What you have to do: Write out the complete material exactly as it stands.

## START

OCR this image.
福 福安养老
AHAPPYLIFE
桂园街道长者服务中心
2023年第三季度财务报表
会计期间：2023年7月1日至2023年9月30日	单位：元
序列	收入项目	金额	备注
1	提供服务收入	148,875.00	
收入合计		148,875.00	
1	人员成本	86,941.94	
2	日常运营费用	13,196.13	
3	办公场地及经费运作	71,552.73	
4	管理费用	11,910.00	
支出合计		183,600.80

## END

Answer to the problem:
OCR this image.
福 福安养老
AHAPPYLIFE
桂园街道长者服务中心
2023年第三季度财务报表
会计期间：2023年7月1日至2023年9月30日	单位：元
序列	收入项目	金额	备注
1	提供服务收入	148,875.00	
收入合计		148,875.00	
1	人员成本	86,941.94	
2	日常运营费用	13,196.13	
3	办公场地及经费运作	71,552.73	
4	管理费用	11,910.00	
支出合计		183,600.80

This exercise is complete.